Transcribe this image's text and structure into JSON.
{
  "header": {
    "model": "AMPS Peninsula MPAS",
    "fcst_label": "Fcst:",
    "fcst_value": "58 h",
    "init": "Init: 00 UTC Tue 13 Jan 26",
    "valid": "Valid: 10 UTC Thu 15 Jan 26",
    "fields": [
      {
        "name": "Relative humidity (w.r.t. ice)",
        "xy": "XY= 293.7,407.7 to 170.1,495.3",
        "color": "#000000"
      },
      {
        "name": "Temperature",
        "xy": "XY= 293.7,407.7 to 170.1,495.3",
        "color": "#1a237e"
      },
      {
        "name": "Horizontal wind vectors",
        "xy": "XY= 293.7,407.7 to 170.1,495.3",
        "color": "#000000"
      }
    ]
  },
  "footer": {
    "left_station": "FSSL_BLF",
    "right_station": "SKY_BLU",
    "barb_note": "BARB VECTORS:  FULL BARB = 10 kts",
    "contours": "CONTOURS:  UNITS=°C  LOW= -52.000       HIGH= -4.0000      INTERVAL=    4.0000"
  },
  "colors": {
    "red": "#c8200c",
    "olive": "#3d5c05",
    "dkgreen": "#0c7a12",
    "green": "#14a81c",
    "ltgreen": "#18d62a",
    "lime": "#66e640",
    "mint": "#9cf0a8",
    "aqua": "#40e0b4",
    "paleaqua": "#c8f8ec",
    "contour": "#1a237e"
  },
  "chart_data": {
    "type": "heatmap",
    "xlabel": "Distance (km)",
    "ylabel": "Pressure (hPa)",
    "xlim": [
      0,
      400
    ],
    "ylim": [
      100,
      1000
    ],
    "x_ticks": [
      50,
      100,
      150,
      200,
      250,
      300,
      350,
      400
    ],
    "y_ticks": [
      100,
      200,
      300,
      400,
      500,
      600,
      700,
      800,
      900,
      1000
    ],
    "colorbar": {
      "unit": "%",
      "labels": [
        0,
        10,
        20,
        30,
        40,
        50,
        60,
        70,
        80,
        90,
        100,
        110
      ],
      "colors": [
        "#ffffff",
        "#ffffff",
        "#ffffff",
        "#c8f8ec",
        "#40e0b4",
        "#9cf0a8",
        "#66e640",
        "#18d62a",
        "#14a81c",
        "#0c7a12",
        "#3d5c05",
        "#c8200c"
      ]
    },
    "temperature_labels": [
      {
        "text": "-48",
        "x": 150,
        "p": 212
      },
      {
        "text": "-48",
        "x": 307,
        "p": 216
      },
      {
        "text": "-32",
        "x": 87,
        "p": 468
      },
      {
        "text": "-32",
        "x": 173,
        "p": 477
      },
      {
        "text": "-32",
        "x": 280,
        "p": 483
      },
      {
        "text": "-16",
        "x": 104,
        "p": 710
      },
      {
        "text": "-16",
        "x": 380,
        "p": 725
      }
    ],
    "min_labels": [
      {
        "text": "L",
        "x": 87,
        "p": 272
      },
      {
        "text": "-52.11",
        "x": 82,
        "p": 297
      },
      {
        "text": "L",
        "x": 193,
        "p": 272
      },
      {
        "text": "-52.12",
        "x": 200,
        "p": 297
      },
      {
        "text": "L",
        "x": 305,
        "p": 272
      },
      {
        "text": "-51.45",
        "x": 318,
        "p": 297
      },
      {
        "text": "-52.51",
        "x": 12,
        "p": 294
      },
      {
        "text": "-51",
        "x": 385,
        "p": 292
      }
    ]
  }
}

--------------------

* [Task statement]: Give the data again, exactly as it stands.

* [Result of this task]:
Transcribe this image's text and structure into JSON.
{
  "header": {
    "model": "AMPS Peninsula MPAS",
    "fcst_label": "Fcst:",
    "fcst_value": "58 h",
    "init": "Init: 00 UTC Tue 13 Jan 26",
    "valid": "Valid: 10 UTC Thu 15 Jan 26",
    "fields": [
      {
        "name": "Relative humidity (w.r.t. ice)",
        "xy": "XY= 293.7,407.7 to 170.1,495.3",
        "color": "#000000"
      },
      {
        "name": "Temperature",
        "xy": "XY= 293.7,407.7 to 170.1,495.3",
        "color": "#1a237e"
      },
      {
        "name": "Horizontal wind vectors",
        "xy": "XY= 293.7,407.7 to 170.1,495.3",
        "color": "#000000"
      }
    ]
  },
  "footer": {
    "left_station": "FSSL_BLF",
    "right_station": "SKY_BLU",
    "barb_note": "BARB VECTORS:  FULL BARB = 10 kts",
    "contours": "CONTOURS:  UNITS=°C  LOW= -52.000       HIGH= -4.0000      INTERVAL=    4.0000"
  },
  "colors": {
    "red": "#c8200c",
    "olive": "#3d5c05",
    "dkgreen": "#0c7a12",
    "green": "#14a81c",
    "ltgreen": "#18d62a",
    "lime": "#66e640",
    "mint": "#9cf0a8",
    "aqua": "#40e0b4",
    "paleaqua": "#c8f8ec",
    "contour": "#1a237e"
  },
  "chart_data": {
    "type": "heatmap",
    "xlabel": "Distance (km)",
    "ylabel": "Pressure (hPa)",
    "xlim": [
      0,
      400
    ],
    "ylim": [
      100,
      1000
    ],
    "x_ticks": [
      50,
      100,
      150,
      200,
      250,
      300,
      350,
      400
    ],
    "y_ticks": [
      100,
      200,
      300,
      400,
      500,
      600,
      700,
      800,
      900,
      1000
    ],
    "colorbar": {
      "unit": "%",
      "labels": [
        0,
        10,
        20,
        30,
        40,
        50,
        60,
        70,
        80,
        90,
        100,
        110
      ],
      "colors": [
        "#ffffff",
        "#ffffff",
        "#ffffff",
        "#c8f8ec",
        "#40e0b4",
        "#9cf0a8",
        "#66e640",
        "#18d62a",
        "#14a81c",
        "#0c7a12",
        "#3d5c05",
        "#c8200c"
      ]
    },
    "temperature_labels": [
      {
        "text": "-48",
        "x": 150,
        "p": 212
      },
      {
        "text": "-48",
        "x": 307,
        "p": 216
      },
      {
        "text": "-32",
        "x": 87,
        "p": 468
      },
      {
        "text": "-32",
        "x": 173,
        "p": 477
      },
      {
        "text": "-32",
        "x": 280,
        "p": 483
      },
      {
        "text": "-16",
        "x": 104,
        "p": 710
      },
      {
        "text": "-16",
        "x": 380,
        "p": 725
      }
    ],
    "min_labels": [
      {
        "text": "L",
        "x": 87,
        "p": 272
      },
      {
        "text": "-52.11",
        "x": 82,
        "p": 297
      },
      {
        "text": "L",
        "x": 193,
        "p": 272
      },
      {
        "text": "-52.12",
        "x": 200,
        "p": 297
      },
      {
        "text": "L",
        "x": 305,
        "p": 272
      },
      {
        "text": "-51.45",
        "x": 318,
        "p": 297
      },
      {
        "text": "-52.51",
        "x": 12,
        "p": 294
      },
      {
        "text": "-51",
        "x": 385,
        "p": 292
      }
    ]
  }
}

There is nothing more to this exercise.